--- START OF The input ---

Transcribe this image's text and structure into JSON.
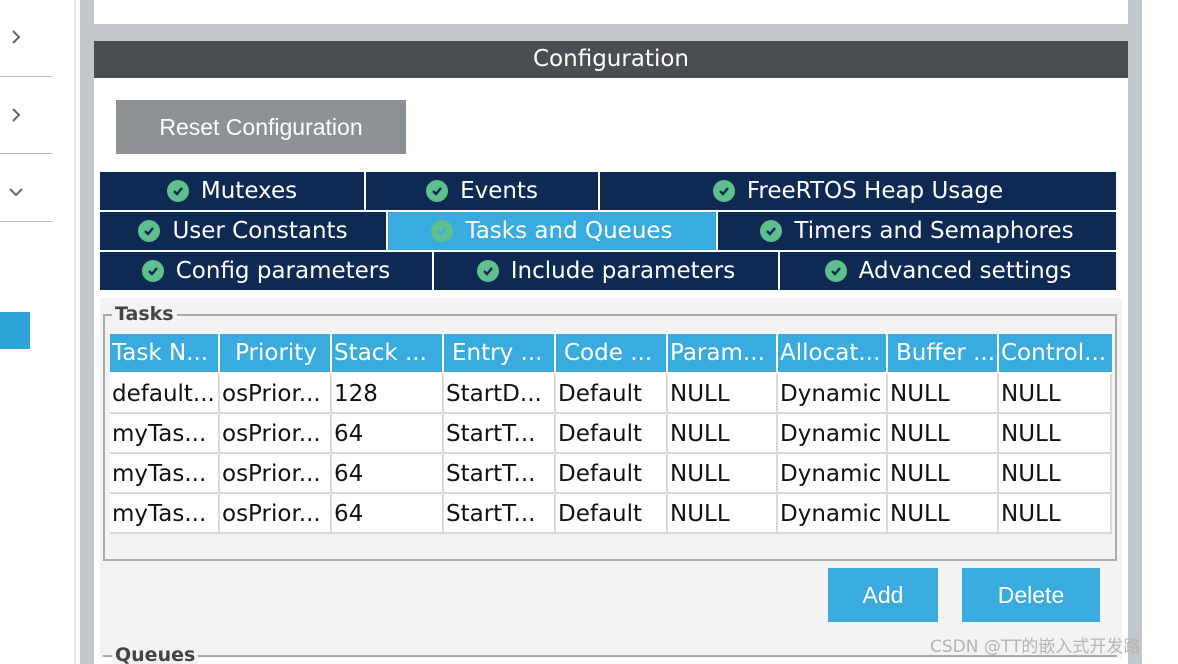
{
  "configuration": {
    "title": "Configuration",
    "reset_label": "Reset Configuration"
  },
  "tabs": {
    "row1": [
      "Mutexes",
      "Events",
      "FreeRTOS Heap Usage"
    ],
    "row2": [
      "User Constants",
      "Tasks and Queues",
      "Timers and Semaphores"
    ],
    "row3": [
      "Config parameters",
      "Include parameters",
      "Advanced settings"
    ],
    "active": "Tasks and Queues"
  },
  "tasks": {
    "group_label": "Tasks",
    "columns": [
      "Task N...",
      "Priority",
      "Stack ...",
      "Entry ...",
      "Code ...",
      "Param...",
      "Allocat...",
      "Buffer ...",
      "Control..."
    ],
    "rows": [
      [
        "default...",
        "osPrior...",
        "128",
        "StartD...",
        "Default",
        "NULL",
        "Dynamic",
        "NULL",
        "NULL"
      ],
      [
        "myTas...",
        "osPrior...",
        "64",
        "StartT...",
        "Default",
        "NULL",
        "Dynamic",
        "NULL",
        "NULL"
      ],
      [
        "myTas...",
        "osPrior...",
        "64",
        "StartT...",
        "Default",
        "NULL",
        "Dynamic",
        "NULL",
        "NULL"
      ],
      [
        "myTas...",
        "osPrior...",
        "64",
        "StartT...",
        "Default",
        "NULL",
        "Dynamic",
        "NULL",
        "NULL"
      ]
    ],
    "add_label": "Add",
    "delete_label": "Delete"
  },
  "queues": {
    "group_label": "Queues"
  },
  "watermark": "CSDN @TT的嵌入式开发路",
  "colors": {
    "accent": "#3aabdf",
    "tab_bg": "#0e2a53",
    "header_bg": "#4b4e51",
    "check": "#5fbf8e"
  },
  "icons": {
    "sidebar": [
      "chevron-right-icon",
      "chevron-right-icon",
      "chevron-down-icon"
    ],
    "tab_status": "check-circle-icon"
  }
}
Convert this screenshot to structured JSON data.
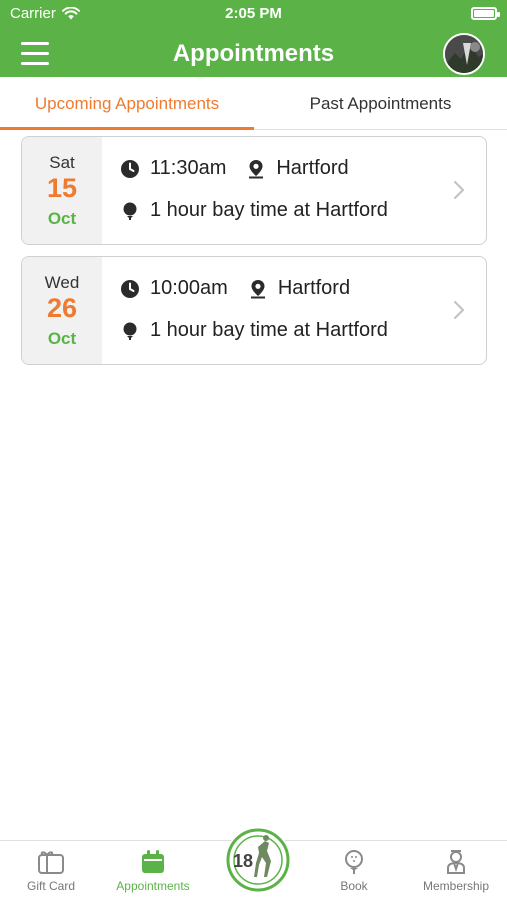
{
  "status_bar": {
    "carrier": "Carrier",
    "time": "2:05 PM"
  },
  "nav": {
    "title": "Appointments"
  },
  "tabs": [
    {
      "label": "Upcoming Appointments",
      "active": true
    },
    {
      "label": "Past Appointments",
      "active": false
    }
  ],
  "appointments": [
    {
      "day_of_week": "Sat",
      "day": "15",
      "month": "Oct",
      "time": "11:30am",
      "location": "Hartford",
      "description": "1 hour bay time at Hartford"
    },
    {
      "day_of_week": "Wed",
      "day": "26",
      "month": "Oct",
      "time": "10:00am",
      "location": "Hartford",
      "description": "1 hour bay time at Hartford"
    }
  ],
  "tab_bar": {
    "items": [
      {
        "label": "Gift Card",
        "icon": "gift-card-icon"
      },
      {
        "label": "Appointments",
        "icon": "calendar-icon",
        "active": true
      },
      {
        "label": "Book",
        "icon": "golf-ball-tee-icon"
      },
      {
        "label": "Membership",
        "icon": "membership-icon"
      }
    ],
    "center_logo_text": "18"
  },
  "colors": {
    "brand_green": "#5bb347",
    "accent_orange": "#ee7b30"
  }
}
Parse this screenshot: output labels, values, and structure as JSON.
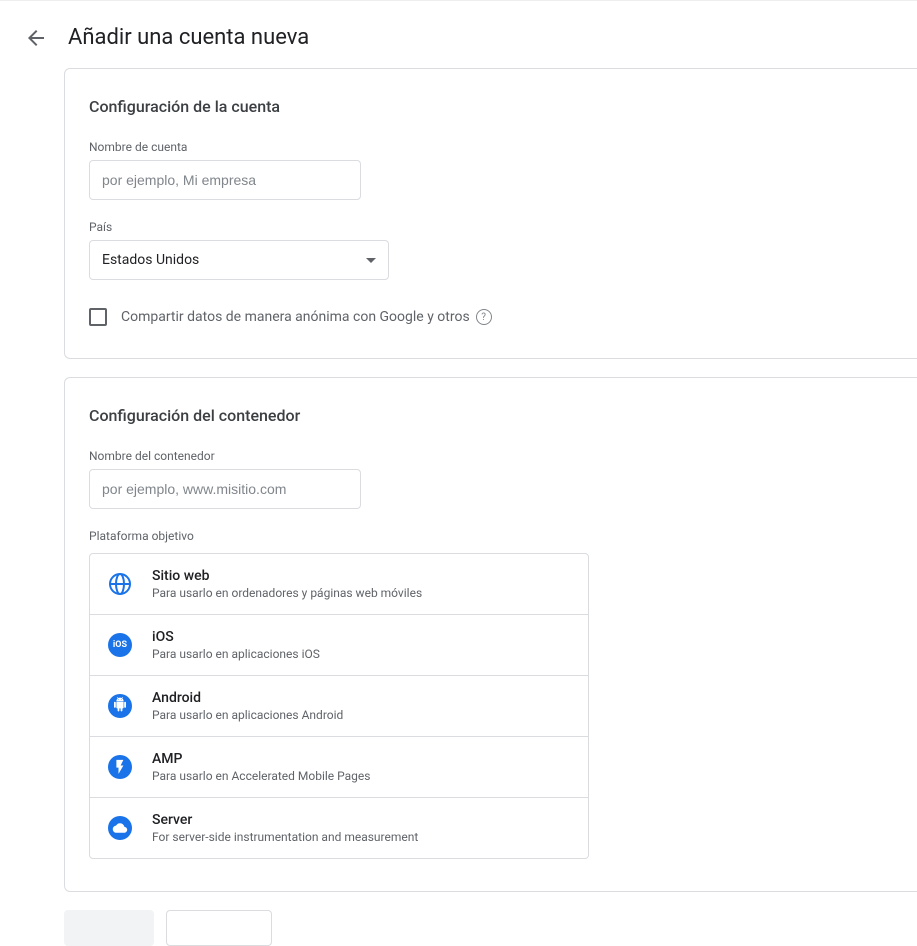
{
  "page": {
    "title": "Añadir una cuenta nueva"
  },
  "account": {
    "section_title": "Configuración de la cuenta",
    "name_label": "Nombre de cuenta",
    "name_placeholder": "por ejemplo, Mi empresa",
    "country_label": "País",
    "country_value": "Estados Unidos",
    "share_checkbox_label": "Compartir datos de manera anónima con Google y otros"
  },
  "container": {
    "section_title": "Configuración del contenedor",
    "name_label": "Nombre del contenedor",
    "name_placeholder": "por ejemplo, www.misitio.com",
    "platform_label": "Plataforma objetivo",
    "platforms": [
      {
        "name": "Sitio web",
        "desc": "Para usarlo en ordenadores y páginas web móviles"
      },
      {
        "name": "iOS",
        "desc": "Para usarlo en aplicaciones iOS"
      },
      {
        "name": "Android",
        "desc": "Para usarlo en aplicaciones Android"
      },
      {
        "name": "AMP",
        "desc": "Para usarlo en Accelerated Mobile Pages"
      },
      {
        "name": "Server",
        "desc": "For server-side instrumentation and measurement"
      }
    ]
  }
}
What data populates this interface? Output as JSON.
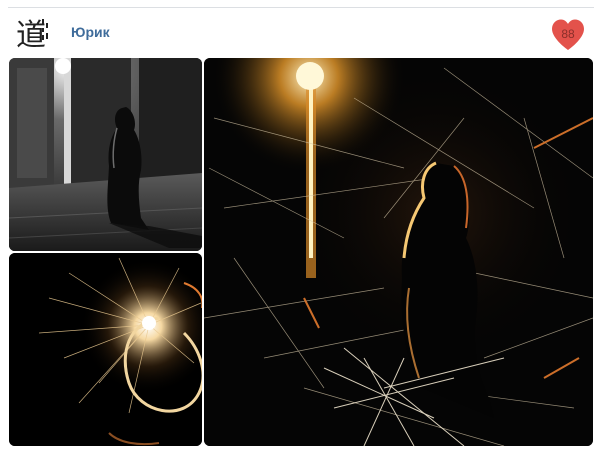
{
  "post": {
    "author_name": "Юрик",
    "avatar_glyph": "道",
    "likes": "88",
    "like_color": "#e3524b",
    "link_color": "#3f6c9b"
  },
  "photos": [
    {
      "name": "dancer-silhouette-photo"
    },
    {
      "name": "sparkler-circle-photo"
    },
    {
      "name": "light-painting-photo"
    }
  ]
}
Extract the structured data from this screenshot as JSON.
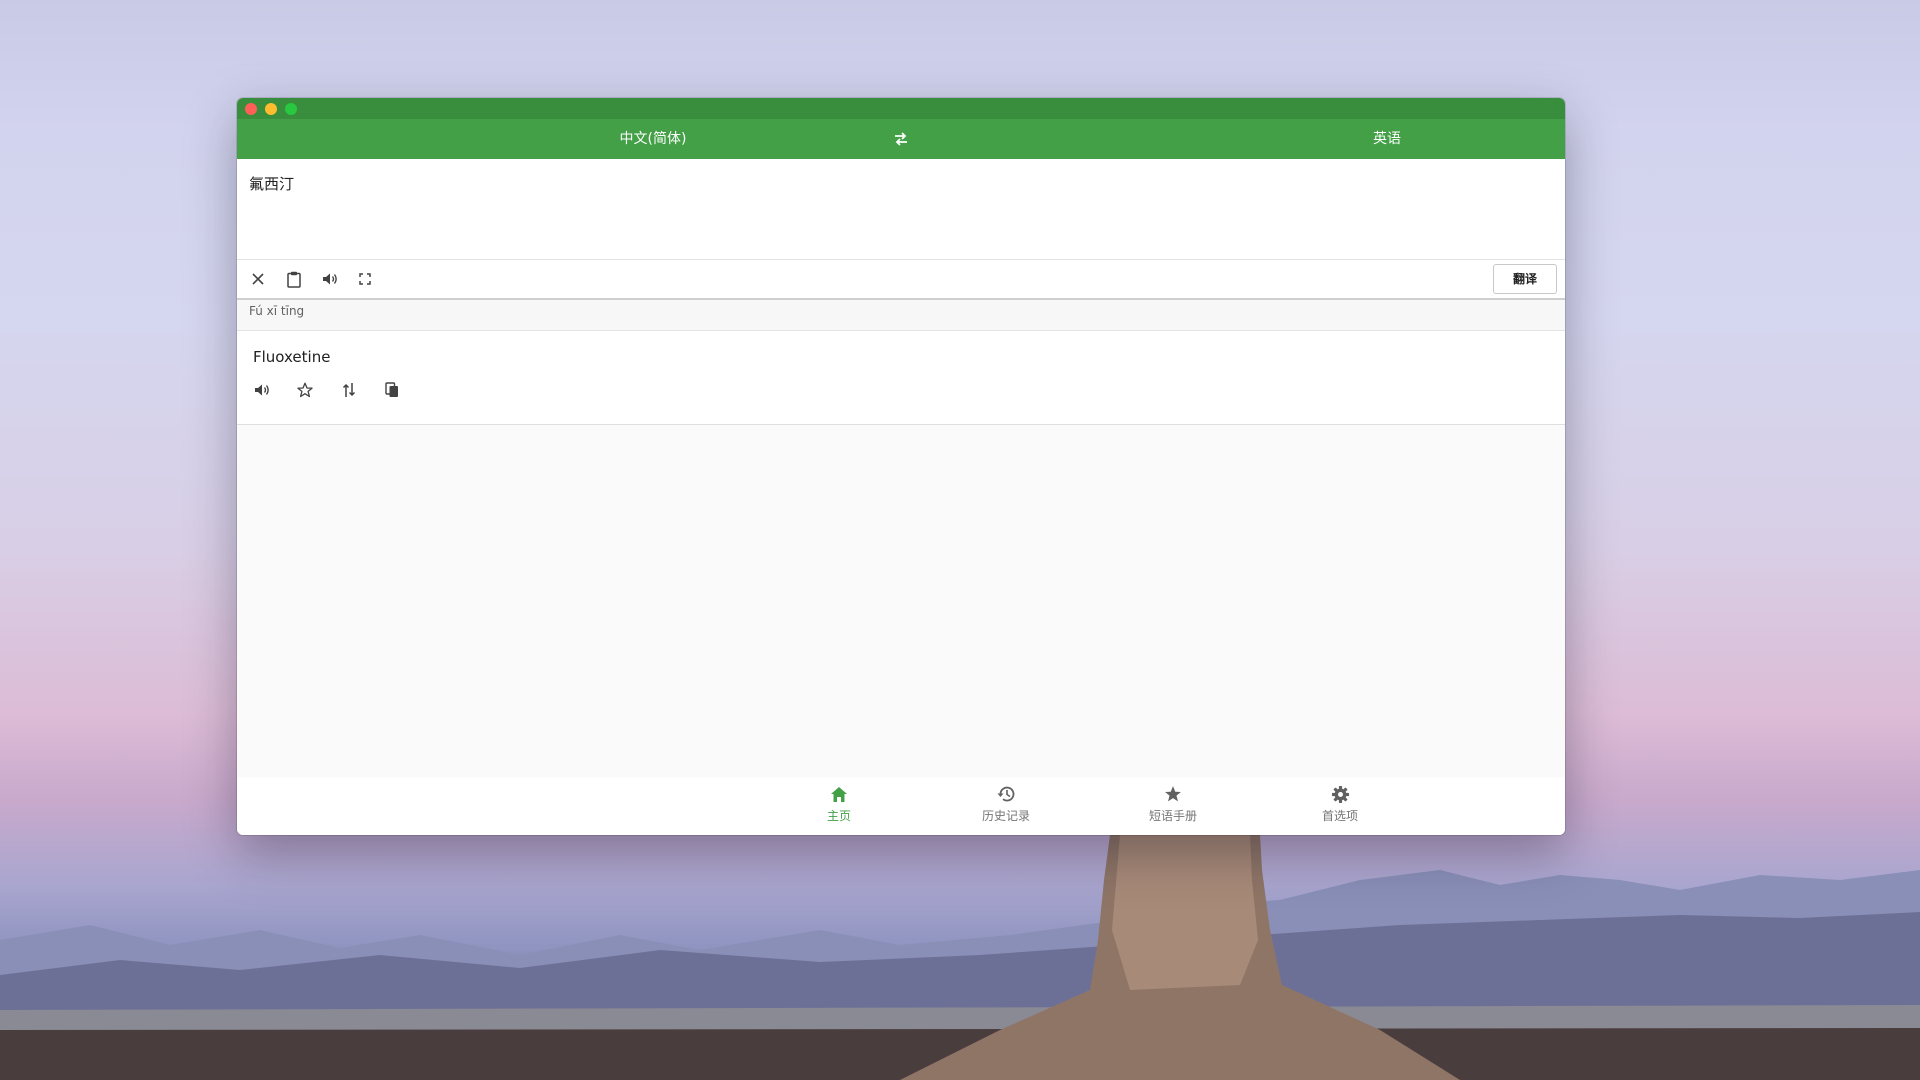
{
  "header": {
    "source_language": "中文(简体)",
    "target_language": "英语",
    "swap_icon": "swap-horizontal-icon"
  },
  "input": {
    "text": "氟西汀"
  },
  "input_toolbar": {
    "icons": [
      "close-icon",
      "clipboard-icon",
      "speaker-icon",
      "fullscreen-icon"
    ],
    "translate_label": "翻译"
  },
  "pinyin": "Fú xī tīng",
  "result": {
    "text": "Fluoxetine",
    "icons": [
      "speaker-icon",
      "star-outline-icon",
      "swap-vertical-icon",
      "copy-icon"
    ]
  },
  "bottom_nav": {
    "items": [
      {
        "label": "主页",
        "icon": "home-icon",
        "active": true
      },
      {
        "label": "历史记录",
        "icon": "history-icon",
        "active": false
      },
      {
        "label": "短语手册",
        "icon": "star-icon",
        "active": false
      },
      {
        "label": "首选项",
        "icon": "gear-icon",
        "active": false
      }
    ]
  },
  "colors": {
    "titlebar": "#388e3c",
    "primary": "#43a047",
    "active_nav": "#43a047"
  }
}
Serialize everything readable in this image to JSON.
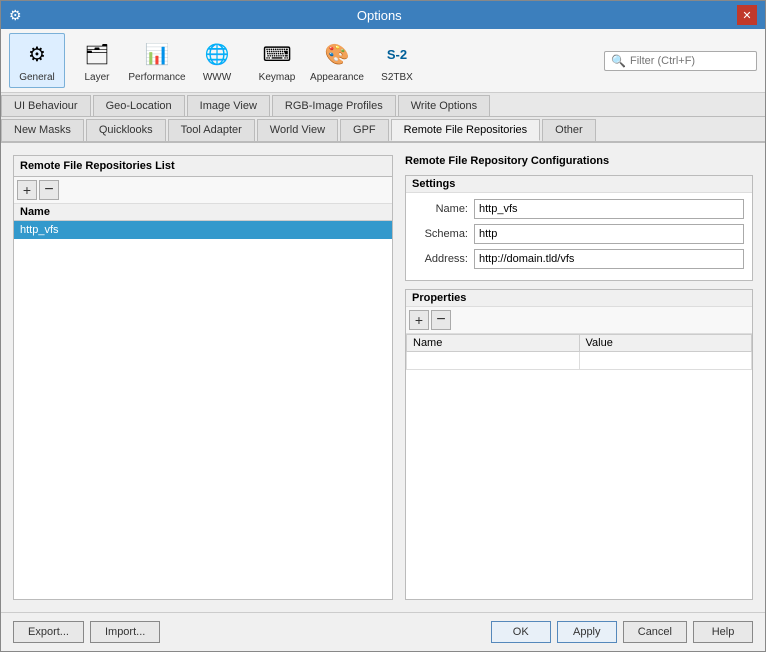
{
  "window": {
    "title": "Options",
    "close_btn": "✕"
  },
  "toolbar": {
    "items": [
      {
        "id": "general",
        "label": "General",
        "icon": "⚙",
        "active": true
      },
      {
        "id": "layer",
        "label": "Layer",
        "icon": "🗂"
      },
      {
        "id": "performance",
        "label": "Performance",
        "icon": "📊"
      },
      {
        "id": "www",
        "label": "WWW",
        "icon": "🌐"
      },
      {
        "id": "keymap",
        "label": "Keymap",
        "icon": "⌨"
      },
      {
        "id": "appearance",
        "label": "Appearance",
        "icon": "🎨"
      },
      {
        "id": "s2tbx",
        "label": "S2TBX",
        "icon": "S-2"
      }
    ],
    "filter_placeholder": "Filter (Ctrl+F)"
  },
  "tab_row1": {
    "tabs": [
      {
        "id": "ui-behaviour",
        "label": "UI Behaviour"
      },
      {
        "id": "geo-location",
        "label": "Geo-Location"
      },
      {
        "id": "image-view",
        "label": "Image View"
      },
      {
        "id": "rgb-image-profiles",
        "label": "RGB-Image Profiles"
      },
      {
        "id": "write-options",
        "label": "Write Options"
      }
    ]
  },
  "tab_row2": {
    "tabs": [
      {
        "id": "new-masks",
        "label": "New Masks"
      },
      {
        "id": "quicklooks",
        "label": "Quicklooks"
      },
      {
        "id": "tool-adapter",
        "label": "Tool Adapter"
      },
      {
        "id": "world-view",
        "label": "World View"
      },
      {
        "id": "gpf",
        "label": "GPF"
      },
      {
        "id": "remote-file-repositories",
        "label": "Remote File Repositories",
        "active": true
      },
      {
        "id": "other",
        "label": "Other"
      }
    ]
  },
  "left_panel": {
    "title": "Remote File Repositories List",
    "add_btn": "+",
    "remove_btn": "−",
    "column_header": "Name",
    "items": [
      {
        "id": "http_vfs",
        "name": "http_vfs",
        "selected": true
      }
    ]
  },
  "right_panel": {
    "title": "Remote File Repository Configurations",
    "settings": {
      "title": "Settings",
      "fields": [
        {
          "label": "Name:",
          "value": "http_vfs",
          "id": "name-field"
        },
        {
          "label": "Schema:",
          "value": "http",
          "id": "schema-field"
        },
        {
          "label": "Address:",
          "value": "http://domain.tld/vfs",
          "id": "address-field"
        }
      ]
    },
    "properties": {
      "title": "Properties",
      "add_btn": "+",
      "remove_btn": "−",
      "columns": [
        {
          "label": "Name"
        },
        {
          "label": "Value"
        }
      ],
      "rows": []
    }
  },
  "footer": {
    "export_btn": "Export...",
    "import_btn": "Import...",
    "ok_btn": "OK",
    "apply_btn": "Apply",
    "cancel_btn": "Cancel",
    "help_btn": "Help"
  }
}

--- END OF The input ---

• _Set exercise_
Find the word "parameters" in the material, then list each line that holds it.

• _Correct answer_
      "Config parameters",
      "Include parameters",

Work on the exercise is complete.